##### PROVIDED ENTRIES #####

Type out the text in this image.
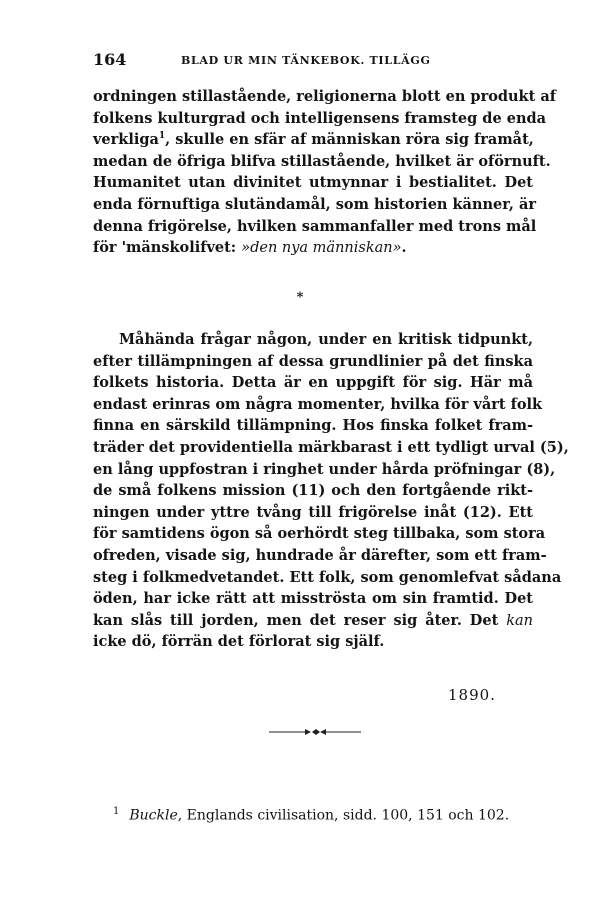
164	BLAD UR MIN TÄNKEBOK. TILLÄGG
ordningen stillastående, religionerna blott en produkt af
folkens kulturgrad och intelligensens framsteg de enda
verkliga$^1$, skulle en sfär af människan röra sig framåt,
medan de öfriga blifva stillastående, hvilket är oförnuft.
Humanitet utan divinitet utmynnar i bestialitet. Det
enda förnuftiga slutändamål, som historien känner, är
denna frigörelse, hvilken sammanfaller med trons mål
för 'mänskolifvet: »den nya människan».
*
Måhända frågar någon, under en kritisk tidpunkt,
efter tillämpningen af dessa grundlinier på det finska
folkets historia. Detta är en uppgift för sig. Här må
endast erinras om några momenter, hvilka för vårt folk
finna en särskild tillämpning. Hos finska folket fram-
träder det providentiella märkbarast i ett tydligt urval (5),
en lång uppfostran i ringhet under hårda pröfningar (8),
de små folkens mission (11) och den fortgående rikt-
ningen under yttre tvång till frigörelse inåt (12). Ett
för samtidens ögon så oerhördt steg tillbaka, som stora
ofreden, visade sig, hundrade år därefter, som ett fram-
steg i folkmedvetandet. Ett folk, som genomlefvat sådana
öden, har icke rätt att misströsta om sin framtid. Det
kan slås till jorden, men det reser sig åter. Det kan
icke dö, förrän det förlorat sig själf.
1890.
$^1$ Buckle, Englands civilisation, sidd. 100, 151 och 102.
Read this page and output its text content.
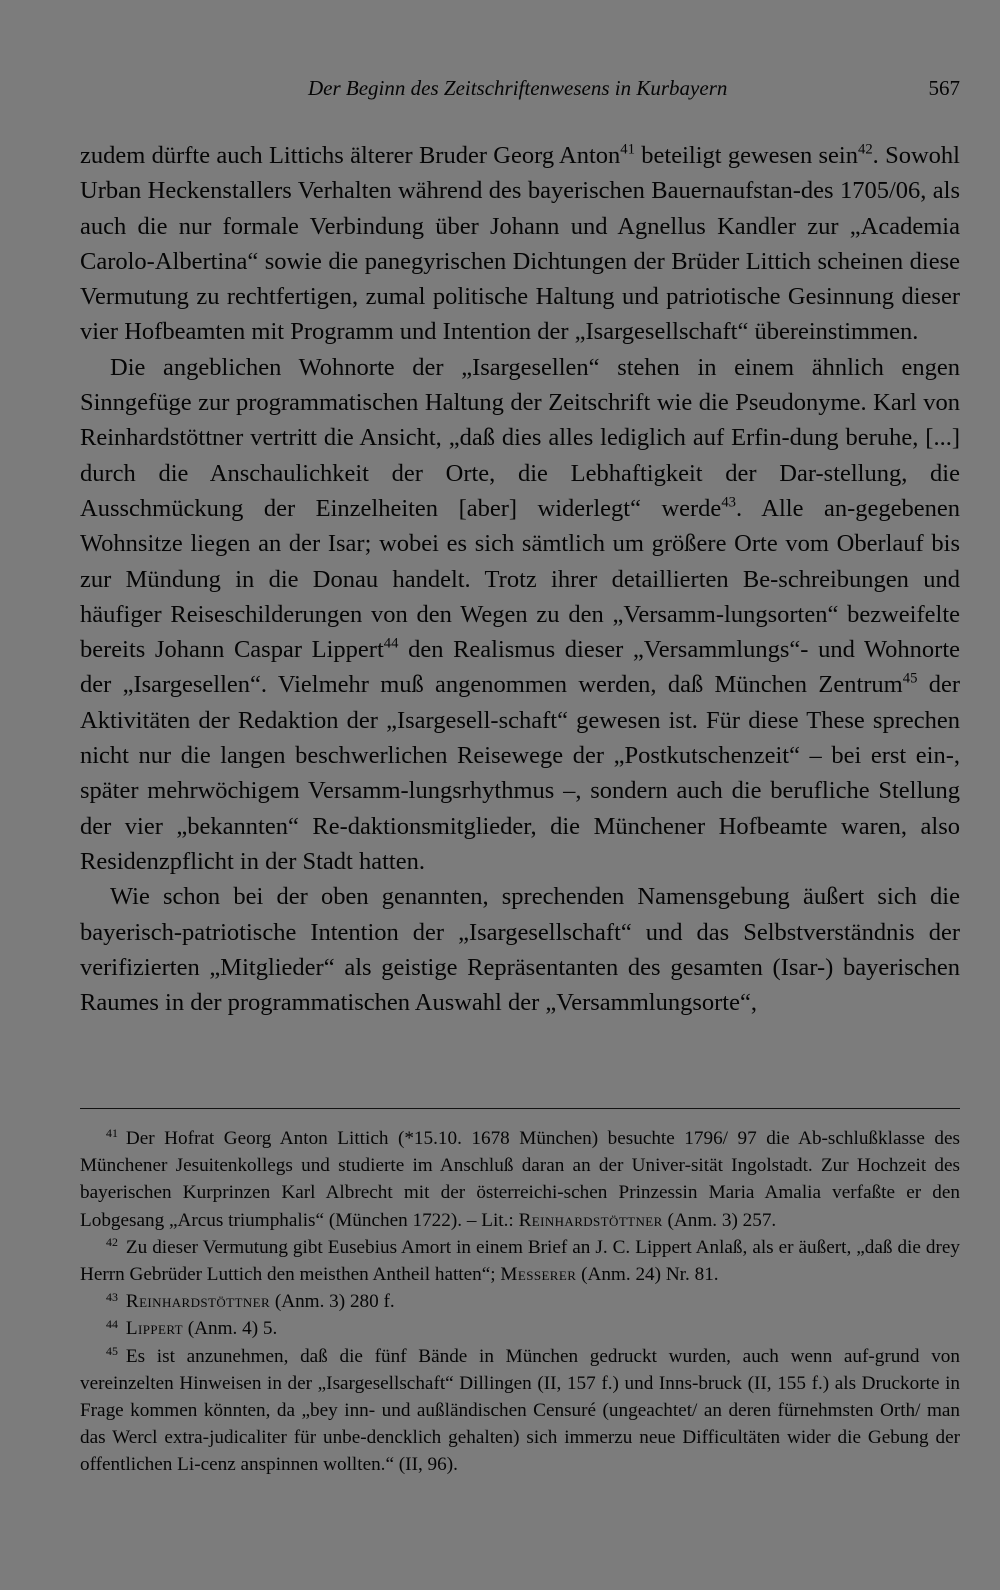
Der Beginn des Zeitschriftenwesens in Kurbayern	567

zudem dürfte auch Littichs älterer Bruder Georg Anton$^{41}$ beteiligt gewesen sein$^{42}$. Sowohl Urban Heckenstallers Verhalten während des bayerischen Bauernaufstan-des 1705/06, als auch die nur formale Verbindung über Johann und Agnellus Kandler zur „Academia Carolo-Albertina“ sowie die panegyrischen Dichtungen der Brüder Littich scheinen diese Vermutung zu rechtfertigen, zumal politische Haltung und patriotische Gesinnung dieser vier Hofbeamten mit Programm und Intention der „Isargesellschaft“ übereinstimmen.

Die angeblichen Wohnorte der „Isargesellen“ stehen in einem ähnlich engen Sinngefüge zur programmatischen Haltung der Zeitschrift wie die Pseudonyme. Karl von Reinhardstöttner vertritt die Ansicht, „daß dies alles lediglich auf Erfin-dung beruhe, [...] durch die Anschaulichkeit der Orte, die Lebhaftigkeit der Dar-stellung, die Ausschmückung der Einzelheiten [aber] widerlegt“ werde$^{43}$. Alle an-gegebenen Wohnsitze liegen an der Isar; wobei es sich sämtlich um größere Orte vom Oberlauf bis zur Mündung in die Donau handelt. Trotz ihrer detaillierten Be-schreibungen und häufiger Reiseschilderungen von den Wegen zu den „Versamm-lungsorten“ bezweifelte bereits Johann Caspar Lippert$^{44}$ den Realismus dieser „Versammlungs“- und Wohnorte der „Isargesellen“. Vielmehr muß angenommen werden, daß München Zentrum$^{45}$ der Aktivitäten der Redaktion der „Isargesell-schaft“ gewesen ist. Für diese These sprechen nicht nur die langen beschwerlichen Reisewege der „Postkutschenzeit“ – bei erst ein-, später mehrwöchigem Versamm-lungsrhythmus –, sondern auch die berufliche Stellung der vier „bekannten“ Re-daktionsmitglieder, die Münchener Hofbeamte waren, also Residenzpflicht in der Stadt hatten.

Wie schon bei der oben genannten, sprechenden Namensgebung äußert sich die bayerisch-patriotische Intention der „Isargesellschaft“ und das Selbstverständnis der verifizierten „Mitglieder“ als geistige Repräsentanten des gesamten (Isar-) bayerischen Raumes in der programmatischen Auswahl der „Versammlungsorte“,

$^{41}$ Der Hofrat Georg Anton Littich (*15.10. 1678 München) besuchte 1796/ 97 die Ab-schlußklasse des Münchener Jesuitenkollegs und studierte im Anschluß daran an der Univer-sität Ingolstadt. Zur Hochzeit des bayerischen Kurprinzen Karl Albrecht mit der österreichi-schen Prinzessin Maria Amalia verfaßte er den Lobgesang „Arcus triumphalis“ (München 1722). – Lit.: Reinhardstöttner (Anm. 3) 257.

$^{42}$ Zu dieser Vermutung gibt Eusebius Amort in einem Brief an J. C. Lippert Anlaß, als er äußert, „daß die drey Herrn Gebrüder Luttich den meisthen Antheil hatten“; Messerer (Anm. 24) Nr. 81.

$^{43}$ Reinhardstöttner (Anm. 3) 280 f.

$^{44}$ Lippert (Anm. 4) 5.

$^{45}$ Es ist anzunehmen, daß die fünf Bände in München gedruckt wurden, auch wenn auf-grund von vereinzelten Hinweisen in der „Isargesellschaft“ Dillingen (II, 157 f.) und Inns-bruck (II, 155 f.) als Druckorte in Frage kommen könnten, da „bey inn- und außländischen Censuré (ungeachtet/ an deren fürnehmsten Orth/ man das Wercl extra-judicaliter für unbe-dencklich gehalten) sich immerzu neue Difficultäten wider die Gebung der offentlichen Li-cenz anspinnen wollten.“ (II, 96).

#####

(EXERCISE DETAILS):
With all pictures omitted, repeat every record above word for word.

(TASK OUTPUT):
Type out the text in this image.
164	BLAD UR MIN TÄNKEBOK. TILLÄGG
ordningen stillastående, religionerna blott en produkt af
folkens kulturgrad och intelligensens framsteg de enda
verkliga$^1$, skulle en sfär af människan röra sig framåt,
medan de öfriga blifva stillastående, hvilket är oförnuft.
Humanitet utan divinitet utmynnar i bestialitet. Det
enda förnuftiga slutändamål, som historien känner, är
denna frigörelse, hvilken sammanfaller med trons mål
för 'mänskolifvet: »den nya människan».
*
Måhända frågar någon, under en kritisk tidpunkt,
efter tillämpningen af dessa grundlinier på det finska
folkets historia. Detta är en uppgift för sig. Här må
endast erinras om några momenter, hvilka för vårt folk
finna en särskild tillämpning. Hos finska folket fram-
träder det providentiella märkbarast i ett tydligt urval (5),
en lång uppfostran i ringhet under hårda pröfningar (8),
de små folkens mission (11) och den fortgående rikt-
ningen under yttre tvång till frigörelse inåt (12). Ett
för samtidens ögon så oerhördt steg tillbaka, som stora
ofreden, visade sig, hundrade år därefter, som ett fram-
steg i folkmedvetandet. Ett folk, som genomlefvat sådana
öden, har icke rätt att misströsta om sin framtid. Det
kan slås till jorden, men det reser sig åter. Det kan
icke dö, förrän det förlorat sig själf.
1890.
$^1$ Buckle, Englands civilisation, sidd. 100, 151 och 102.
Read this page and output its text content.
Der Beginn des Zeitschriftenwesens in Kurbayern	567

zudem dürfte auch Littichs älterer Bruder Georg Anton$^{41}$ beteiligt gewesen sein$^{42}$. Sowohl Urban Heckenstallers Verhalten während des bayerischen Bauernaufstan-des 1705/06, als auch die nur formale Verbindung über Johann und Agnellus Kandler zur „Academia Carolo-Albertina“ sowie die panegyrischen Dichtungen der Brüder Littich scheinen diese Vermutung zu rechtfertigen, zumal politische Haltung und patriotische Gesinnung dieser vier Hofbeamten mit Programm und Intention der „Isargesellschaft“ übereinstimmen.

Die angeblichen Wohnorte der „Isargesellen“ stehen in einem ähnlich engen Sinngefüge zur programmatischen Haltung der Zeitschrift wie die Pseudonyme. Karl von Reinhardstöttner vertritt die Ansicht, „daß dies alles lediglich auf Erfin-dung beruhe, [...] durch die Anschaulichkeit der Orte, die Lebhaftigkeit der Dar-stellung, die Ausschmückung der Einzelheiten [aber] widerlegt“ werde$^{43}$. Alle an-gegebenen Wohnsitze liegen an der Isar; wobei es sich sämtlich um größere Orte vom Oberlauf bis zur Mündung in die Donau handelt. Trotz ihrer detaillierten Be-schreibungen und häufiger Reiseschilderungen von den Wegen zu den „Versamm-lungsorten“ bezweifelte bereits Johann Caspar Lippert$^{44}$ den Realismus dieser „Versammlungs“- und Wohnorte der „Isargesellen“. Vielmehr muß angenommen werden, daß München Zentrum$^{45}$ der Aktivitäten der Redaktion der „Isargesell-schaft“ gewesen ist. Für diese These sprechen nicht nur die langen beschwerlichen Reisewege der „Postkutschenzeit“ – bei erst ein-, später mehrwöchigem Versamm-lungsrhythmus –, sondern auch die berufliche Stellung der vier „bekannten“ Re-daktionsmitglieder, die Münchener Hofbeamte waren, also Residenzpflicht in der Stadt hatten.

Wie schon bei der oben genannten, sprechenden Namensgebung äußert sich die bayerisch-patriotische Intention der „Isargesellschaft“ und das Selbstverständnis der verifizierten „Mitglieder“ als geistige Repräsentanten des gesamten (Isar-) bayerischen Raumes in der programmatischen Auswahl der „Versammlungsorte“,

$^{41}$ Der Hofrat Georg Anton Littich (*15.10. 1678 München) besuchte 1796/ 97 die Ab-schlußklasse des Münchener Jesuitenkollegs und studierte im Anschluß daran an der Univer-sität Ingolstadt. Zur Hochzeit des bayerischen Kurprinzen Karl Albrecht mit der österreichi-schen Prinzessin Maria Amalia verfaßte er den Lobgesang „Arcus triumphalis“ (München 1722). – Lit.: Reinhardstöttner (Anm. 3) 257.

$^{42}$ Zu dieser Vermutung gibt Eusebius Amort in einem Brief an J. C. Lippert Anlaß, als er äußert, „daß die drey Herrn Gebrüder Luttich den meisthen Antheil hatten“; Messerer (Anm. 24) Nr. 81.

$^{43}$ Reinhardstöttner (Anm. 3) 280 f.

$^{44}$ Lippert (Anm. 4) 5.

$^{45}$ Es ist anzunehmen, daß die fünf Bände in München gedruckt wurden, auch wenn auf-grund von vereinzelten Hinweisen in der „Isargesellschaft“ Dillingen (II, 157 f.) und Inns-bruck (II, 155 f.) als Druckorte in Frage kommen könnten, da „bey inn- und außländischen Censuré (ungeachtet/ an deren fürnehmsten Orth/ man das Wercl extra-judicaliter für unbe-dencklich gehalten) sich immerzu neue Difficultäten wider die Gebung der offentlichen Li-cenz anspinnen wollten.“ (II, 96).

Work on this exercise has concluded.